→ Exercise objective
Put every line of the material below into a JSON list of strings, with one string per line and no blank lines.

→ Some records
▬▬▬
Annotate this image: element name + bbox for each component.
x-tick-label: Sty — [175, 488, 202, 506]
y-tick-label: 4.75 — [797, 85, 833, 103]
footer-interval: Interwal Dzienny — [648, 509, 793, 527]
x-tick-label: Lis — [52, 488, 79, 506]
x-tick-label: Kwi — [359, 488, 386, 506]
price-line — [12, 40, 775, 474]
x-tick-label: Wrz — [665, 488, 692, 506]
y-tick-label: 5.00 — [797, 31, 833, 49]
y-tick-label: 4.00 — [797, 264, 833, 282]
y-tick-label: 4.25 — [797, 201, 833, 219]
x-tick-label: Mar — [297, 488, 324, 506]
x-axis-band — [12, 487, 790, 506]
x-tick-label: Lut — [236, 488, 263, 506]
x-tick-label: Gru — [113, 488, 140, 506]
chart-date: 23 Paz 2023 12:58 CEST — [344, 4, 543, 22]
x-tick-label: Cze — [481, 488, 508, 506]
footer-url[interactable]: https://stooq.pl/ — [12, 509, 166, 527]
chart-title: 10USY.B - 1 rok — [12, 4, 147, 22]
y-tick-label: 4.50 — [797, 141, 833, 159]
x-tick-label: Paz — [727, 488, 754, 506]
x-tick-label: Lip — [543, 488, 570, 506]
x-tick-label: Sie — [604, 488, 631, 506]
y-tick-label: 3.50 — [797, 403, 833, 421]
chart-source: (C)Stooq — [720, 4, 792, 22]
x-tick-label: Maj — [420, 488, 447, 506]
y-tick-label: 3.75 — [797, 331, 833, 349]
▬▬▬
→ Solution to the problem
[
  "Annotate this image: element name + bbox for each component.",
  "x-tick-label: Sty — [175, 488, 202, 506]",
  "y-tick-label: 4.75 — [797, 85, 833, 103]",
  "footer-interval: Interwal Dzienny — [648, 509, 793, 527]",
  "x-tick-label: Lis — [52, 488, 79, 506]",
  "x-tick-label: Kwi — [359, 488, 386, 506]",
  "price-line — [12, 40, 775, 474]",
  "x-tick-label: Wrz — [665, 488, 692, 506]",
  "y-tick-label: 5.00 — [797, 31, 833, 49]",
  "y-tick-label: 4.00 — [797, 264, 833, 282]",
  "y-tick-label: 4.25 — [797, 201, 833, 219]",
  "x-tick-label: Mar — [297, 488, 324, 506]",
  "x-axis-band — [12, 487, 790, 506]",
  "x-tick-label: Lut — [236, 488, 263, 506]",
  "x-tick-label: Gru — [113, 488, 140, 506]",
  "chart-date: 23 Paz 2023 12:58 CEST — [344, 4, 543, 22]",
  "x-tick-label: Cze — [481, 488, 508, 506]",
  "footer-url[interactable]: https://stooq.pl/ — [12, 509, 166, 527]",
  "chart-title: 10USY.B - 1 rok — [12, 4, 147, 22]",
  "y-tick-label: 4.50 — [797, 141, 833, 159]",
  "x-tick-label: Paz — [727, 488, 754, 506]",
  "x-tick-label: Lip — [543, 488, 570, 506]",
  "x-tick-label: Sie — [604, 488, 631, 506]",
  "y-tick-label: 3.50 — [797, 403, 833, 421]",
  "chart-source: (C)Stooq — [720, 4, 792, 22]",
  "x-tick-label: Maj — [420, 488, 447, 506]",
  "y-tick-label: 3.75 — [797, 331, 833, 349]"
]